> **GIVEN PROBLEM**
In the data, change "Bar" to "Box" everywhere from the line containing "Bar: [330, 139, 435, 156]" down to the line containing "Bar: [208, 139, 312, 156]". Return only those lines, with nothing else altered.

> **GIVEN DATA**
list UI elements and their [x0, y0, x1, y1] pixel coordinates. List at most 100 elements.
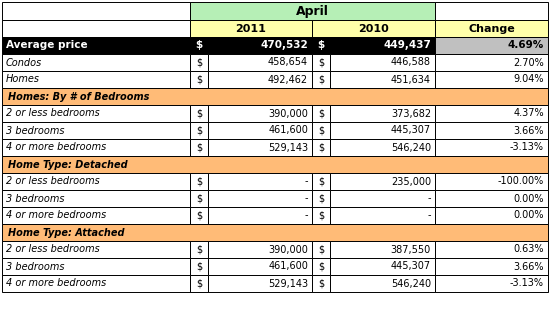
Bar: [330, 139, 435, 156]
Bar: [2, 258, 190, 275]
Text: 9.04%: 9.04%: [514, 75, 544, 84]
Bar: [190, 139, 208, 156]
Text: 461,600: 461,600: [268, 125, 308, 135]
Bar: [330, 105, 435, 122]
Bar: [190, 2, 435, 20]
Bar: [208, 139, 312, 156]
Text: $: $: [196, 194, 202, 204]
Text: -: -: [427, 211, 431, 220]
Text: 446,588: 446,588: [391, 58, 431, 68]
Text: 546,240: 546,240: [391, 278, 431, 289]
Bar: [312, 173, 330, 190]
Bar: [435, 2, 548, 20]
Text: -: -: [305, 177, 308, 187]
Bar: [435, 122, 548, 139]
Bar: [208, 190, 312, 207]
Bar: [312, 105, 330, 122]
Bar: [435, 71, 548, 88]
Bar: [190, 71, 208, 88]
Bar: [435, 275, 548, 292]
Text: $: $: [318, 58, 324, 68]
Text: 4 or more bedrooms: 4 or more bedrooms: [6, 278, 106, 289]
Bar: [208, 241, 312, 258]
Bar: [208, 207, 312, 224]
Text: $: $: [318, 108, 324, 118]
Text: Change: Change: [468, 23, 515, 34]
Text: 449,437: 449,437: [383, 41, 431, 51]
Bar: [435, 173, 548, 190]
Bar: [312, 71, 330, 88]
Bar: [2, 20, 190, 37]
Text: $: $: [318, 261, 324, 271]
Text: 3.66%: 3.66%: [514, 261, 544, 271]
Bar: [312, 190, 330, 207]
Text: $: $: [318, 194, 324, 204]
Bar: [208, 37, 312, 54]
Bar: [435, 207, 548, 224]
Text: -: -: [305, 194, 308, 204]
Bar: [312, 258, 330, 275]
Text: 0.00%: 0.00%: [514, 211, 544, 220]
Bar: [190, 122, 208, 139]
Bar: [312, 20, 435, 37]
Text: 3 bedrooms: 3 bedrooms: [6, 125, 64, 135]
Text: 4 or more bedrooms: 4 or more bedrooms: [6, 211, 106, 220]
Bar: [330, 258, 435, 275]
Bar: [208, 122, 312, 139]
Bar: [190, 54, 208, 71]
Bar: [2, 54, 190, 71]
Text: Home Type: Attached: Home Type: Attached: [8, 228, 124, 237]
Bar: [330, 173, 435, 190]
Bar: [2, 241, 190, 258]
Text: 3 bedrooms: 3 bedrooms: [6, 194, 64, 204]
Bar: [2, 190, 190, 207]
Text: $: $: [195, 41, 202, 51]
Text: $: $: [196, 75, 202, 84]
Text: $: $: [318, 75, 324, 84]
Text: 470,532: 470,532: [260, 41, 308, 51]
Text: 4.37%: 4.37%: [513, 108, 544, 118]
Bar: [312, 275, 330, 292]
Text: Average price: Average price: [6, 41, 87, 51]
Text: 0.00%: 0.00%: [514, 194, 544, 204]
Text: -3.13%: -3.13%: [510, 278, 544, 289]
Text: $: $: [196, 261, 202, 271]
Bar: [435, 54, 548, 71]
Text: $: $: [318, 211, 324, 220]
Text: 546,240: 546,240: [391, 142, 431, 153]
Text: 451,634: 451,634: [391, 75, 431, 84]
Bar: [190, 241, 208, 258]
Bar: [312, 37, 330, 54]
Text: 0.63%: 0.63%: [514, 244, 544, 254]
Text: 387,550: 387,550: [390, 244, 431, 254]
Text: 2 or less bedrooms: 2 or less bedrooms: [6, 244, 100, 254]
Text: 529,143: 529,143: [268, 278, 308, 289]
Text: April: April: [296, 4, 329, 18]
Bar: [330, 54, 435, 71]
Text: 458,654: 458,654: [268, 58, 308, 68]
Bar: [208, 54, 312, 71]
Text: 529,143: 529,143: [268, 142, 308, 153]
Text: -3.13%: -3.13%: [510, 142, 544, 153]
Bar: [312, 54, 330, 71]
Text: $: $: [196, 211, 202, 220]
Text: 373,682: 373,682: [391, 108, 431, 118]
Text: $: $: [196, 125, 202, 135]
Bar: [435, 20, 548, 37]
Bar: [435, 241, 548, 258]
Bar: [312, 139, 330, 156]
Text: 492,462: 492,462: [268, 75, 308, 84]
Bar: [312, 241, 330, 258]
Text: $: $: [318, 278, 324, 289]
Text: $: $: [196, 244, 202, 254]
Bar: [2, 275, 190, 292]
Bar: [435, 105, 548, 122]
Text: -: -: [427, 194, 431, 204]
Bar: [2, 37, 190, 54]
Bar: [330, 241, 435, 258]
Text: 2010: 2010: [358, 23, 389, 34]
Bar: [330, 71, 435, 88]
Bar: [2, 122, 190, 139]
Bar: [435, 139, 548, 156]
Bar: [2, 156, 548, 173]
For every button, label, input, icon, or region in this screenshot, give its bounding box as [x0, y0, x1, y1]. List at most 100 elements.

> **WRITTEN SOLUTION**
Box: [330, 139, 435, 156]
Box: [2, 258, 190, 275]
Text: 9.04%: 9.04%: [514, 75, 544, 84]
Box: [190, 139, 208, 156]
Text: 461,600: 461,600: [268, 125, 308, 135]
Box: [330, 105, 435, 122]
Box: [190, 2, 435, 20]
Box: [208, 139, 312, 156]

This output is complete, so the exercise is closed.